Work to be completed ▸
From the line with "Parse this screenshot: output" down to the final line of the material below, quote every line exactly and leave out all lines before it.

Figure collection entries
+ + + + + + +

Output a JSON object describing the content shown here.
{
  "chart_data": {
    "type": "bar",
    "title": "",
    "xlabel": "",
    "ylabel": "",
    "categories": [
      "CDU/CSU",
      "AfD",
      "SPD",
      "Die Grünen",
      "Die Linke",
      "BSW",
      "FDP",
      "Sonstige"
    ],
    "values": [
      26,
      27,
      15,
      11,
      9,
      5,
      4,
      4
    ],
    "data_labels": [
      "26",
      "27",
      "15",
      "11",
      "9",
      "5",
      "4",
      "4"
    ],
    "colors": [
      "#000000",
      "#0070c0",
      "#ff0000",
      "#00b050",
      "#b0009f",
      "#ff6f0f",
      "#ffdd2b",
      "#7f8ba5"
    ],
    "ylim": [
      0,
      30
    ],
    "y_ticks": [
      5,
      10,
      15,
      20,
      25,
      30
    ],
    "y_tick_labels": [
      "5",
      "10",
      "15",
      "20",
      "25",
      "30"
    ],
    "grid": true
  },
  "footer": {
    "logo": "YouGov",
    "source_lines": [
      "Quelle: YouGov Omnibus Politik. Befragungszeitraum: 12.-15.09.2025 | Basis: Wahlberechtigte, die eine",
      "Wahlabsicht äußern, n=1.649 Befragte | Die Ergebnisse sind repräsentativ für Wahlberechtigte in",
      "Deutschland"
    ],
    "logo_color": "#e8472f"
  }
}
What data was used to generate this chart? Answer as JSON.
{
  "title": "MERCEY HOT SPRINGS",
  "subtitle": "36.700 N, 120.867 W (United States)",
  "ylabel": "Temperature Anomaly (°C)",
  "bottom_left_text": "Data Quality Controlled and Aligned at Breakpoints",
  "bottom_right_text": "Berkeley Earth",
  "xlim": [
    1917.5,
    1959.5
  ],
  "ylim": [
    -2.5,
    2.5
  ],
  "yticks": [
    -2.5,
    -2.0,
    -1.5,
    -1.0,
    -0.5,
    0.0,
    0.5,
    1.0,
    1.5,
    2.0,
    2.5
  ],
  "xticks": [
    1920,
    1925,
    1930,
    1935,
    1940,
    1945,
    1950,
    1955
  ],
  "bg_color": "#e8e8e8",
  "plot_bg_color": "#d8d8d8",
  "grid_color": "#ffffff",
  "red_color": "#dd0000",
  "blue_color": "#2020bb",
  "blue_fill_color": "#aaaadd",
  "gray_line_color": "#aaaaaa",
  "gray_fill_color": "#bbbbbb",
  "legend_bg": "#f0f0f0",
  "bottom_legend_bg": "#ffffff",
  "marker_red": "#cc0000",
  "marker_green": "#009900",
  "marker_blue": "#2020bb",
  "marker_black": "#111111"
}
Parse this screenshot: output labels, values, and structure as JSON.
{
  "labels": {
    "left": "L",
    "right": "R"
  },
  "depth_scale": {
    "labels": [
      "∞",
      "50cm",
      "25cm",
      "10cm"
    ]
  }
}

+ + + + + + +

Full output ▸
Parse this screenshot: output labels, values, and structure as JSON.
{
  "labels": {
    "left": "L",
    "right": "R"
  },
  "depth_scale": {
    "labels": [
      "∞",
      "50cm",
      "25cm",
      "10cm"
    ]
  }
}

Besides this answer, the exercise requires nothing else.